▶ [Given exercise] Images embedded in the records are excluded; print everything else exactly as given.

++++++++++

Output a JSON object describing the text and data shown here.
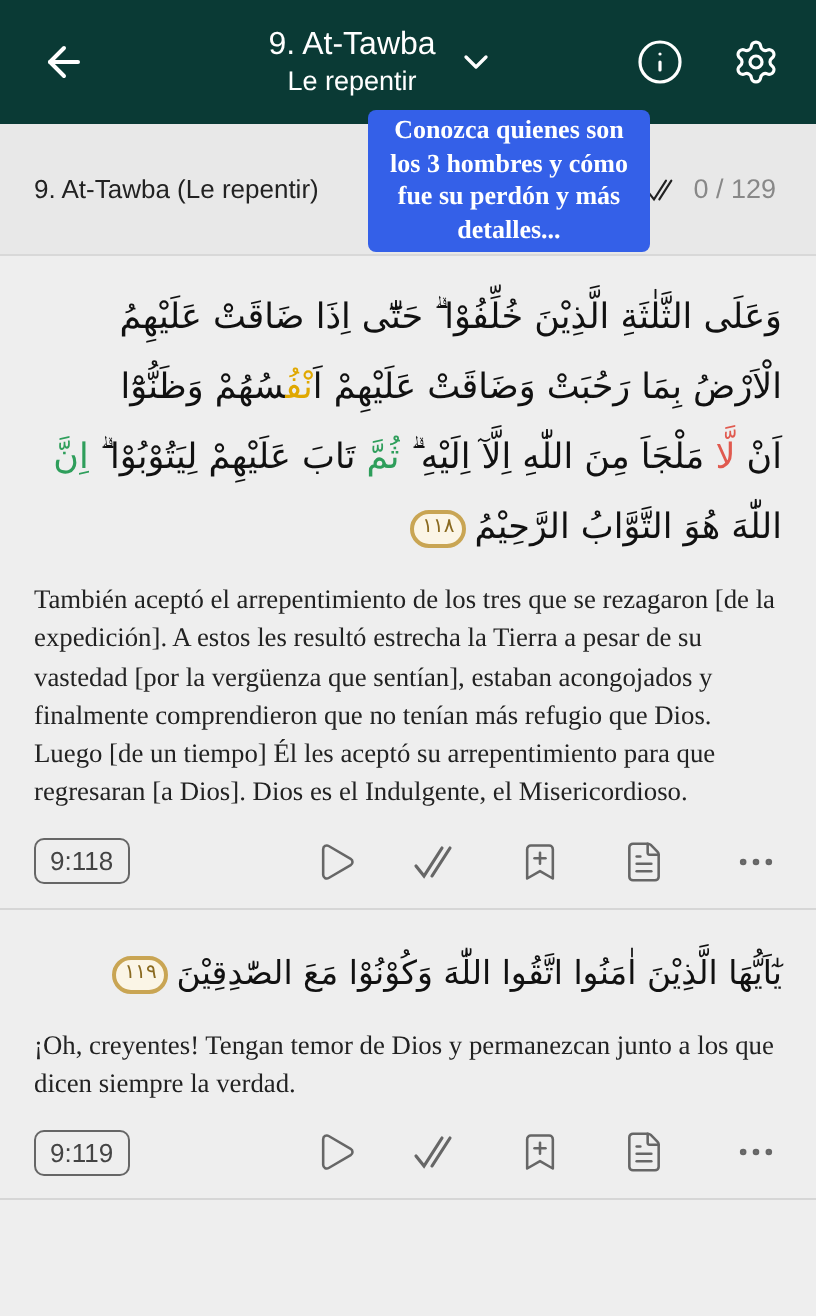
{
  "header": {
    "title": "9. At-Tawba",
    "subtitle": "Le repentir"
  },
  "progress_bar": {
    "surah": "9. At-Tawba (Le repentir)",
    "count": "0 / 129"
  },
  "tooltip": {
    "text": "Conozca quienes son los 3 hombres y cómo fue su perdón y más detalles..."
  },
  "verses": [
    {
      "arabic_lines": [
        [
          {
            "text": "وَعَلَى الثَّلٰثَةِ الَّذِيْنَ خُلِّفُوْا ۗ حَتّٰٓى اِذَا ضَاقَتْ عَلَيْهِمُ"
          }
        ],
        [
          {
            "text": "الْاَرْضُ بِمَا رَحُبَتْ وَضَاقَتْ عَلَيْهِمْ اَ"
          },
          {
            "text": "نْفُ",
            "color": "#e0a800"
          },
          {
            "text": "سُهُمْ وَظَنُّوْٓا"
          }
        ],
        [
          {
            "text": "اَنْ "
          },
          {
            "text": "لَّا",
            "color": "#e05a4f"
          },
          {
            "text": " مَلْجَاَ مِنَ اللّٰهِ اِلَّآ اِلَيْهِ ۗ "
          },
          {
            "text": "ثُمَّ",
            "color": "#2e9e5b"
          },
          {
            "text": " تَابَ عَلَيْهِمْ لِيَتُوْبُوْا ۗ "
          },
          {
            "text": "اِنَّ",
            "color": "#2e9e5b"
          }
        ],
        [
          {
            "text": "اللّٰهَ هُوَ التَّوَّابُ الرَّحِيْمُ"
          }
        ]
      ],
      "marker": "١١٨",
      "translation": "También aceptó el arrepentimiento de los tres que se rezagaron [de la expedición]. A estos les resultó estrecha la Tierra a pesar de su vastedad [por la vergüenza que sentían], estaban acongojados y finalmente comprendieron que no tenían más refugio que Dios. Luego [de un tiempo] Él les aceptó su arrepentimiento para que regresaran [a Dios]. Dios es el Indulgente, el Misericordioso.",
      "reference": "9:118"
    },
    {
      "arabic_lines": [
        [
          {
            "text": "يٰٓاَيُّهَا الَّذِيْنَ اٰمَنُوا اتَّقُوا اللّٰهَ وَكُوْنُوْا مَعَ الصّٰدِقِيْنَ"
          }
        ]
      ],
      "marker": "١١٩",
      "translation": "¡Oh, creyentes! Tengan temor de Dios y permanezcan junto a los que dicen siempre la verdad.",
      "reference": "9:119"
    }
  ]
}
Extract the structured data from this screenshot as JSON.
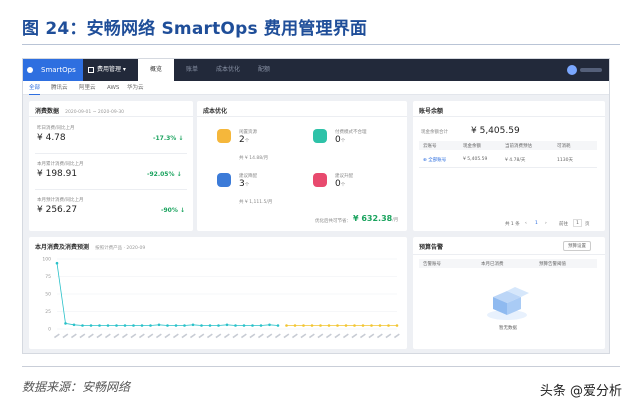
{
  "figure": {
    "title": "图 24：安畅网络 SmartOps 费用管理界面",
    "source": "数据来源：安畅网络",
    "watermark": "头条 @爱分析"
  },
  "app": {
    "brand": "SmartOps",
    "menu_label": "费用管理",
    "top_tabs": [
      "概览",
      "账单",
      "成本优化",
      "配额"
    ],
    "active_top_tab": 0,
    "sub_tabs": [
      "全部",
      "腾讯云",
      "阿里云",
      "AWS",
      "华为云"
    ],
    "active_sub_tab": 0
  },
  "consumption": {
    "title": "消费数据",
    "date_range": "2020-09-01 ~ 2020-09-30",
    "rows": [
      {
        "label": "昨日消费/同比上月",
        "value": "¥ 4.78",
        "pct": "-17.3%"
      },
      {
        "label": "本月累计消费/同比上月",
        "value": "¥ 198.91",
        "pct": "-92.05%"
      },
      {
        "label": "本月预计消费/同比上月",
        "value": "¥ 256.27",
        "pct": "-90%"
      }
    ]
  },
  "optimize": {
    "title": "成本优化",
    "tiles": [
      {
        "label": "闲置资源",
        "value": "2",
        "unit": "个",
        "sub": "共 ¥ 14.88/月",
        "color": "#f5b73b",
        "icon": "box-icon"
      },
      {
        "label": "付费模式不合理",
        "value": "0",
        "unit": "个",
        "sub": "",
        "color": "#2ec2a8",
        "icon": "money-bag-icon"
      },
      {
        "label": "建议降配",
        "value": "3",
        "unit": "个",
        "sub": "共 ¥ 1,111.5/月",
        "color": "#3c7bd8",
        "icon": "down-gauge-icon"
      },
      {
        "label": "建议升配",
        "value": "0",
        "unit": "个",
        "sub": "",
        "color": "#e84a6e",
        "icon": "up-gauge-icon"
      }
    ],
    "saving_label": "优化后共可节省：",
    "saving_value": "¥ 632.38",
    "saving_unit": "/月"
  },
  "balance": {
    "title": "账号余额",
    "total_label": "现金余额合计",
    "total_value": "¥ 5,405.59",
    "columns": [
      "云账号",
      "现金余额",
      "当前消费预估",
      "可消耗"
    ],
    "rows": [
      [
        "全部账号",
        "¥ 5,405.59",
        "¥ 4.78/天",
        "1130天"
      ]
    ],
    "pager": {
      "total": "共 1 条",
      "page": "1",
      "goto_label": "前往",
      "goto_page": "1",
      "page_unit": "页"
    }
  },
  "trend": {
    "title": "本月消费及消费预测",
    "subtitle": "按照计费产品 · 2020-09",
    "y_ticks": [
      "100",
      "75",
      "50",
      "25",
      "0"
    ]
  },
  "alerts": {
    "title": "预算告警",
    "settings_label": "预算设置",
    "columns": [
      "告警账号",
      "本月已消费",
      "预算告警阈值"
    ],
    "empty_text": "暂无数据"
  },
  "chart_data": {
    "type": "line",
    "ylim": [
      0,
      100
    ],
    "series": [
      {
        "values": [
          94,
          8,
          6,
          5,
          5,
          5,
          5,
          5,
          5,
          5,
          5,
          5,
          6,
          5,
          5,
          5,
          6,
          5,
          5,
          5,
          6,
          5,
          5,
          5,
          5,
          6,
          5
        ],
        "color": "#29c1c9"
      },
      {
        "values": [
          5,
          5,
          5,
          5,
          5,
          5,
          5,
          5,
          5,
          5,
          5,
          5,
          5,
          5
        ],
        "color": "#f2c531"
      }
    ],
    "forecast_start_index": 20
  }
}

++++++++++

▶ [Task response]
Output a JSON object describing the text and data shown here.
{
  "header": {
    "title": "9. At-Tawba",
    "subtitle": "Le repentir"
  },
  "progress_bar": {
    "surah": "9. At-Tawba (Le repentir)",
    "count": "0 / 129"
  },
  "tooltip": {
    "text": "Conozca quienes son los 3 hombres y cómo fue su perdón y más detalles..."
  },
  "verses": [
    {
      "arabic_lines": [
        [
          {
            "text": "وَعَلَى الثَّلٰثَةِ الَّذِيْنَ خُلِّفُوْا ۗ حَتّٰٓى اِذَا ضَاقَتْ عَلَيْهِمُ"
          }
        ],
        [
          {
            "text": "الْاَرْضُ بِمَا رَحُبَتْ وَضَاقَتْ عَلَيْهِمْ اَ"
          },
          {
            "text": "نْفُ",
            "color": "#e0a800"
          },
          {
            "text": "سُهُمْ وَظَنُّوْٓا"
          }
        ],
        [
          {
            "text": "اَنْ "
          },
          {
            "text": "لَّا",
            "color": "#e05a4f"
          },
          {
            "text": " مَلْجَاَ مِنَ اللّٰهِ اِلَّآ اِلَيْهِ ۗ "
          },
          {
            "text": "ثُمَّ",
            "color": "#2e9e5b"
          },
          {
            "text": " تَابَ عَلَيْهِمْ لِيَتُوْبُوْا ۗ "
          },
          {
            "text": "اِنَّ",
            "color": "#2e9e5b"
          }
        ],
        [
          {
            "text": "اللّٰهَ هُوَ التَّوَّابُ الرَّحِيْمُ"
          }
        ]
      ],
      "marker": "١١٨",
      "translation": "También aceptó el arrepentimiento de los tres que se rezagaron [de la expedición]. A estos les resultó estrecha la Tierra a pesar de su vastedad [por la vergüenza que sentían], estaban acongojados y finalmente comprendieron que no tenían más refugio que Dios. Luego [de un tiempo] Él les aceptó su arrepentimiento para que regresaran [a Dios]. Dios es el Indulgente, el Misericordioso.",
      "reference": "9:118"
    },
    {
      "arabic_lines": [
        [
          {
            "text": "يٰٓاَيُّهَا الَّذِيْنَ اٰمَنُوا اتَّقُوا اللّٰهَ وَكُوْنُوْا مَعَ الصّٰدِقِيْنَ"
          }
        ]
      ],
      "marker": "١١٩",
      "translation": "¡Oh, creyentes! Tengan temor de Dios y permanezcan junto a los que dicen siempre la verdad.",
      "reference": "9:119"
    }
  ]
}
Extract the structured data from this screenshot as JSON.
{
  "figure": {
    "title": "图 24：安畅网络 SmartOps 费用管理界面",
    "source": "数据来源：安畅网络",
    "watermark": "头条 @爱分析"
  },
  "app": {
    "brand": "SmartOps",
    "menu_label": "费用管理",
    "top_tabs": [
      "概览",
      "账单",
      "成本优化",
      "配额"
    ],
    "active_top_tab": 0,
    "sub_tabs": [
      "全部",
      "腾讯云",
      "阿里云",
      "AWS",
      "华为云"
    ],
    "active_sub_tab": 0
  },
  "consumption": {
    "title": "消费数据",
    "date_range": "2020-09-01 ~ 2020-09-30",
    "rows": [
      {
        "label": "昨日消费/同比上月",
        "value": "¥ 4.78",
        "pct": "-17.3%"
      },
      {
        "label": "本月累计消费/同比上月",
        "value": "¥ 198.91",
        "pct": "-92.05%"
      },
      {
        "label": "本月预计消费/同比上月",
        "value": "¥ 256.27",
        "pct": "-90%"
      }
    ]
  },
  "optimize": {
    "title": "成本优化",
    "tiles": [
      {
        "label": "闲置资源",
        "value": "2",
        "unit": "个",
        "sub": "共 ¥ 14.88/月",
        "color": "#f5b73b",
        "icon": "box-icon"
      },
      {
        "label": "付费模式不合理",
        "value": "0",
        "unit": "个",
        "sub": "",
        "color": "#2ec2a8",
        "icon": "money-bag-icon"
      },
      {
        "label": "建议降配",
        "value": "3",
        "unit": "个",
        "sub": "共 ¥ 1,111.5/月",
        "color": "#3c7bd8",
        "icon": "down-gauge-icon"
      },
      {
        "label": "建议升配",
        "value": "0",
        "unit": "个",
        "sub": "",
        "color": "#e84a6e",
        "icon": "up-gauge-icon"
      }
    ],
    "saving_label": "优化后共可节省：",
    "saving_value": "¥ 632.38",
    "saving_unit": "/月"
  },
  "balance": {
    "title": "账号余额",
    "total_label": "现金余额合计",
    "total_value": "¥ 5,405.59",
    "columns": [
      "云账号",
      "现金余额",
      "当前消费预估",
      "可消耗"
    ],
    "rows": [
      [
        "全部账号",
        "¥ 5,405.59",
        "¥ 4.78/天",
        "1130天"
      ]
    ],
    "pager": {
      "total": "共 1 条",
      "page": "1",
      "goto_label": "前往",
      "goto_page": "1",
      "page_unit": "页"
    }
  },
  "trend": {
    "title": "本月消费及消费预测",
    "subtitle": "按照计费产品 · 2020-09",
    "y_ticks": [
      "100",
      "75",
      "50",
      "25",
      "0"
    ]
  },
  "alerts": {
    "title": "预算告警",
    "settings_label": "预算设置",
    "columns": [
      "告警账号",
      "本月已消费",
      "预算告警阈值"
    ],
    "empty_text": "暂无数据"
  },
  "chart_data": {
    "type": "line",
    "ylim": [
      0,
      100
    ],
    "series": [
      {
        "values": [
          94,
          8,
          6,
          5,
          5,
          5,
          5,
          5,
          5,
          5,
          5,
          5,
          6,
          5,
          5,
          5,
          6,
          5,
          5,
          5,
          6,
          5,
          5,
          5,
          5,
          6,
          5
        ],
        "color": "#29c1c9"
      },
      {
        "values": [
          5,
          5,
          5,
          5,
          5,
          5,
          5,
          5,
          5,
          5,
          5,
          5,
          5,
          5
        ],
        "color": "#f2c531"
      }
    ],
    "forecast_start_index": 20
  }
}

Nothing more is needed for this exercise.